> _Aim of the task_
Using the data beneath, show every line that includes the word "JSON".

> _Supplied material_
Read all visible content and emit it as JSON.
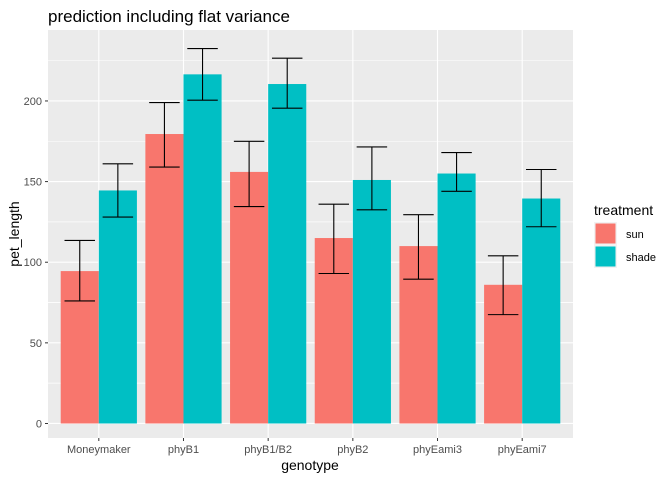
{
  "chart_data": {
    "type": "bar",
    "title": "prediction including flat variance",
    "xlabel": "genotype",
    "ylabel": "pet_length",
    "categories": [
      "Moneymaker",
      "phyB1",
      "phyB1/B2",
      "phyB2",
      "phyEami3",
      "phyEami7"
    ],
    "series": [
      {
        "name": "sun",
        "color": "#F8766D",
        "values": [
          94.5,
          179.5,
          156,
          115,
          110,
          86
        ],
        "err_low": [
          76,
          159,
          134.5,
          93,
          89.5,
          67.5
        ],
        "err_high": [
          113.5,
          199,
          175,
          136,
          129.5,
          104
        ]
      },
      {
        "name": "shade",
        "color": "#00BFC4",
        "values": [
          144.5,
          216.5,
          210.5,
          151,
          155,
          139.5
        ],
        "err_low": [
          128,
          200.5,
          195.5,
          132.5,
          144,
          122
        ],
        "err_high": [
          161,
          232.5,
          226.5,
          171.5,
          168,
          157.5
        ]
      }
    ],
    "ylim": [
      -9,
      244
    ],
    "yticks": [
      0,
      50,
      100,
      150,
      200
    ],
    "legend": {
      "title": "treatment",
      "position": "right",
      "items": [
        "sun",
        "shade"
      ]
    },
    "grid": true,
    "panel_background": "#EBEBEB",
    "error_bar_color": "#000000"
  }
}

...

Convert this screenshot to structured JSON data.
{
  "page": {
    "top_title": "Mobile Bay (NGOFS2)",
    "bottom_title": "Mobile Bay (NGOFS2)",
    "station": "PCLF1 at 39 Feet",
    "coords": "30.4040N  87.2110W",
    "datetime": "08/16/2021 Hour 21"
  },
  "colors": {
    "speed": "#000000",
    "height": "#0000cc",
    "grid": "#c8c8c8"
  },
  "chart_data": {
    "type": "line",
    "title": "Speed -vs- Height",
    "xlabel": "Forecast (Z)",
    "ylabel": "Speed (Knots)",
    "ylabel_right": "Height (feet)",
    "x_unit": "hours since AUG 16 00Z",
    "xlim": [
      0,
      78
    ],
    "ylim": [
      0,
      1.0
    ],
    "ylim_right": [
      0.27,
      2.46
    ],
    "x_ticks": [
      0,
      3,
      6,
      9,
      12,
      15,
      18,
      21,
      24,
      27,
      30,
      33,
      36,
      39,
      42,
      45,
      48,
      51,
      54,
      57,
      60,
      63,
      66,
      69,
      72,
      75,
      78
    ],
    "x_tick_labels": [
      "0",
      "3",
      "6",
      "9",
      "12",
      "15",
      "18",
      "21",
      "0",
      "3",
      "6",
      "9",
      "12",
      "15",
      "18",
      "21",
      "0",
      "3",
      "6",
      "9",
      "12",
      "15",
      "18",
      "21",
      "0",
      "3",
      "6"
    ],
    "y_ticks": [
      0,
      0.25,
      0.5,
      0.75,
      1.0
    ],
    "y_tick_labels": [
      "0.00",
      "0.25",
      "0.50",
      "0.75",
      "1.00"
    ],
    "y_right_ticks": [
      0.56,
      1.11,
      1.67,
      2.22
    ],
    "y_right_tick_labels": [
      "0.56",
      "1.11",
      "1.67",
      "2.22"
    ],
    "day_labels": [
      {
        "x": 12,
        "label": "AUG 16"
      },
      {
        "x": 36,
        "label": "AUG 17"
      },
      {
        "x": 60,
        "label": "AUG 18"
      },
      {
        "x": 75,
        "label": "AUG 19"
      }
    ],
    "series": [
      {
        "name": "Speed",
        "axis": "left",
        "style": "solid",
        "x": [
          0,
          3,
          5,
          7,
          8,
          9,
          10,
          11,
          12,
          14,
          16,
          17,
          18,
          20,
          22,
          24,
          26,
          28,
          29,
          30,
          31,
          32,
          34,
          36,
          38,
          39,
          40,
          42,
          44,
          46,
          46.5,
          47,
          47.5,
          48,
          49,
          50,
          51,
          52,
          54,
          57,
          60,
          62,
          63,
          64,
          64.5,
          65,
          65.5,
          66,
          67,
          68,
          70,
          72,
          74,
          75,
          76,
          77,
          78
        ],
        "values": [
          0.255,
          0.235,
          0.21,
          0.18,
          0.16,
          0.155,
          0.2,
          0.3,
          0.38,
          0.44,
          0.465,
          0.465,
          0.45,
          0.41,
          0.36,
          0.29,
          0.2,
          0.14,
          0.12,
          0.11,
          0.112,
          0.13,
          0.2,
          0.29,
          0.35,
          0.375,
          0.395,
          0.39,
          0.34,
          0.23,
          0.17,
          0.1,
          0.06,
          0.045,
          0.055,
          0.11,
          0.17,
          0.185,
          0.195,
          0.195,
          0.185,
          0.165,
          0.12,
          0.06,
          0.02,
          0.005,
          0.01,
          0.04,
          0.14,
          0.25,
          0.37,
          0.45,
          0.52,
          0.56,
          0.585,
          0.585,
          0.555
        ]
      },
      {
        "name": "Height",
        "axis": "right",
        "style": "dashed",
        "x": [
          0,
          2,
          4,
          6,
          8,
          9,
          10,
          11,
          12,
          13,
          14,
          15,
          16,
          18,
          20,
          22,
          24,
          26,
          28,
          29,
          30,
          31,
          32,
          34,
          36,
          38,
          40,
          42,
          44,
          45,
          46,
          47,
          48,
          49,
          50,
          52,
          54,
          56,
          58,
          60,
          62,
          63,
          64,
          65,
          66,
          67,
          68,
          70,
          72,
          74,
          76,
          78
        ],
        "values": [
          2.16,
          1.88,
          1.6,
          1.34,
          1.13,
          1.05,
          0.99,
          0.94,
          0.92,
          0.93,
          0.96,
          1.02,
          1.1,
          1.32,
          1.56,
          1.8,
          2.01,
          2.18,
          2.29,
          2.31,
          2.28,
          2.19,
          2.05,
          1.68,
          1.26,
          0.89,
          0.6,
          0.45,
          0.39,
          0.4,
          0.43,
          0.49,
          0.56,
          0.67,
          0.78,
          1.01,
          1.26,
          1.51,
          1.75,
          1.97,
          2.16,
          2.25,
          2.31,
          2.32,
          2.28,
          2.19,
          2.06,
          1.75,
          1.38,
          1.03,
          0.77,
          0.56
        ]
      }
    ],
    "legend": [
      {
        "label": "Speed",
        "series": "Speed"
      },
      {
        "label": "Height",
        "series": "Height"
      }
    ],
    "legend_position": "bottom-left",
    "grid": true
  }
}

> _Response for this exercise_
Read all visible content and emit it as JSON.
Convert this screenshot to structured JSON data.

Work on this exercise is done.